# START OF Supplied records
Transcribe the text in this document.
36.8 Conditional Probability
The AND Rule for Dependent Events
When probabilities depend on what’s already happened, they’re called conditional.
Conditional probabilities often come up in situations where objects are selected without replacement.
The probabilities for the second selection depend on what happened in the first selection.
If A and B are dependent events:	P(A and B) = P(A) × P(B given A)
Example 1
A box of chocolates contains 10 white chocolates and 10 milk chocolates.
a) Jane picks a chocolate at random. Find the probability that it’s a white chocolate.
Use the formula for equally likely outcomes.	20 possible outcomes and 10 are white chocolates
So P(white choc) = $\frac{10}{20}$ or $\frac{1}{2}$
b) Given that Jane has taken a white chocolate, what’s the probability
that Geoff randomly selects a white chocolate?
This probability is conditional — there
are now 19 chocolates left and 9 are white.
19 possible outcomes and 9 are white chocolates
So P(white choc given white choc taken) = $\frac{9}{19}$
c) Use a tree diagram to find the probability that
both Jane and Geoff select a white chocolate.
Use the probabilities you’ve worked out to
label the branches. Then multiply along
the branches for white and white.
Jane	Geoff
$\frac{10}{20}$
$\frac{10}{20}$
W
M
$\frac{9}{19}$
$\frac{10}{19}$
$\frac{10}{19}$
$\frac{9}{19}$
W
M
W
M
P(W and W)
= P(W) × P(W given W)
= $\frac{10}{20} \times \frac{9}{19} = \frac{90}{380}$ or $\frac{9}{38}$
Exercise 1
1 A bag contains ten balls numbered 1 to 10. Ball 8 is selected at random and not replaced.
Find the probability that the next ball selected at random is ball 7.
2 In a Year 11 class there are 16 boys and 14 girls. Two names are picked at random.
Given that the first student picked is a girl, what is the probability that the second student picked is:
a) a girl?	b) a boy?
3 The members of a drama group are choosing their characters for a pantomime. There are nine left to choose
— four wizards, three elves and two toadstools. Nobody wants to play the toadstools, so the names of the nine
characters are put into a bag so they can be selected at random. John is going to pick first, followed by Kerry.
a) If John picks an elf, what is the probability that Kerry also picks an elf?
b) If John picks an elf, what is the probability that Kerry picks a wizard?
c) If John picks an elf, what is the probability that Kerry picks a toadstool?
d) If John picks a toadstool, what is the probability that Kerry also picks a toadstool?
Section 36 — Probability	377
# END OF Supplied records
- **Problem statement**
State how many lines of the records hold the string "what", and nothing else.

- **Task answer**
8